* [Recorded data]
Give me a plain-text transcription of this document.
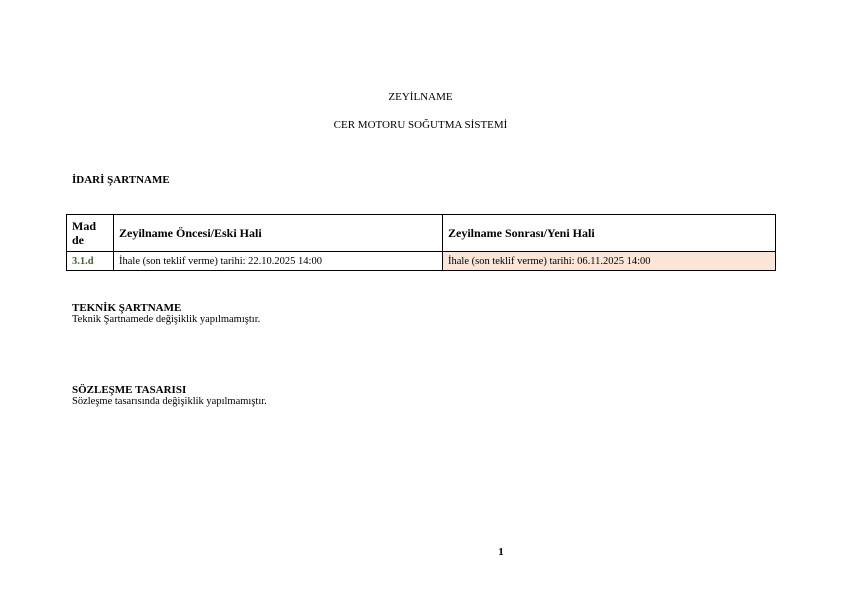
ZEYİLNAME
CER MOTORU SOĞUTMA SİSTEMİ
İDARİ ŞARTNAME
Mad de	Zeyilname Öncesi/Eski Hali	Zeyilname Sonrası/Yeni Hali
3.1.d	İhale (son teklif verme) tarihi: 22.10.2025 14:00	İhale (son teklif verme) tarihi: 06.11.2025 14:00
TEKNİK ŞARTNAME
Teknik Şartnamede değişiklik yapılmamıştır.
SÖZLEŞME TASARISI
Sözleşme tasarısında değişiklik yapılmamıştır.
1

* [Objective] Identify and copy the lines holding the word "yapılmamıştır".

* [The output]
Teknik Şartnamede değişiklik yapılmamıştır.
Sözleşme tasarısında değişiklik yapılmamıştır.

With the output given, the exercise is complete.